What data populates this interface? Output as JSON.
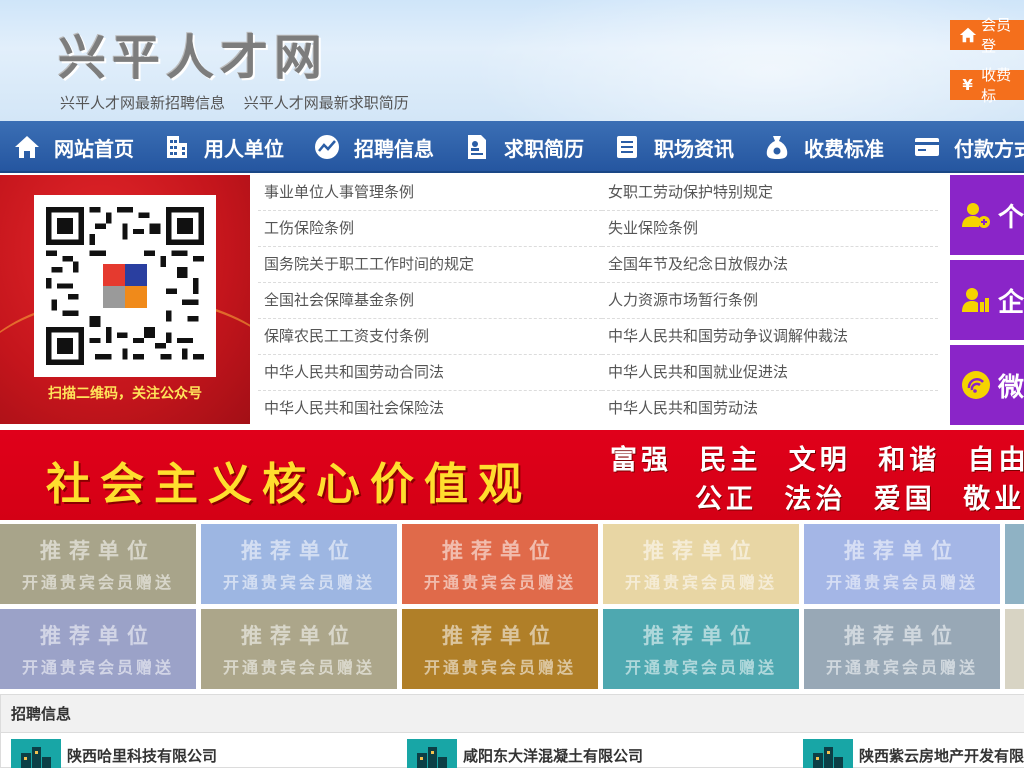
{
  "header": {
    "logo": "兴平人才网",
    "links": [
      "兴平人才网最新招聘信息",
      "兴平人才网最新求职简历"
    ],
    "login_label": "会员登",
    "fee_label": "收费标",
    "fee_symbol": "¥"
  },
  "nav": [
    {
      "label": "网站首页",
      "icon": "home-icon"
    },
    {
      "label": "用人单位",
      "icon": "building-icon"
    },
    {
      "label": "招聘信息",
      "icon": "chart-icon"
    },
    {
      "label": "求职简历",
      "icon": "resume-icon"
    },
    {
      "label": "职场资讯",
      "icon": "news-icon"
    },
    {
      "label": "收费标准",
      "icon": "money-bag-icon"
    },
    {
      "label": "付款方式",
      "icon": "card-icon"
    }
  ],
  "qr": {
    "caption": "扫描二维码，关注公众号"
  },
  "regulations": [
    "事业单位人事管理条例",
    "女职工劳动保护特别规定",
    "工伤保险条例",
    "失业保险条例",
    "国务院关于职工工作时间的规定",
    "全国年节及纪念日放假办法",
    "全国社会保障基金条例",
    "人力资源市场暂行条例",
    "保障农民工工资支付条例",
    "中华人民共和国劳动争议调解仲裁法",
    "中华人民共和国劳动合同法",
    "中华人民共和国就业促进法",
    "中华人民共和国社会保险法",
    "中华人民共和国劳动法"
  ],
  "side_tiles": [
    {
      "label": "个",
      "icon": "person-add-icon"
    },
    {
      "label": "企",
      "icon": "company-person-icon"
    },
    {
      "label": "微",
      "icon": "wechat-icon"
    }
  ],
  "banner": {
    "main": "社会主义核心价值观",
    "row1": "富强 民主 文明 和谐 自由",
    "row2": "公正 法治 爱国 敬业"
  },
  "recommended": {
    "title": "推荐单位",
    "subtitle": "开通贵宾会员赠送",
    "colors": [
      "#a8a48a",
      "#9db6e2",
      "#e06a4a",
      "#e8d6a4",
      "#a4b6e6",
      "#8fb2c4",
      "#9ba2c8",
      "#aca68a",
      "#b07f28",
      "#4ea8b0",
      "#98a8b6",
      "#d8d4c4"
    ]
  },
  "jobs": {
    "heading": "招聘信息",
    "items": [
      "陕西哈里科技有限公司",
      "咸阳东大洋混凝土有限公司",
      "陕西紫云房地产开发有限"
    ]
  },
  "colors": {
    "nav_blue": "#2b5ea6",
    "accent_orange": "#f46f1c",
    "tile_purple": "#8a25c8",
    "banner_red": "#e0001a",
    "banner_yellow": "#ffde2e"
  }
}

• INSTRUCTION
Extract all lines of the records above that include "person".

• ANSWER TO THIS EXERCISE
      "icon": "person-add-icon"
      "icon": "company-person-icon"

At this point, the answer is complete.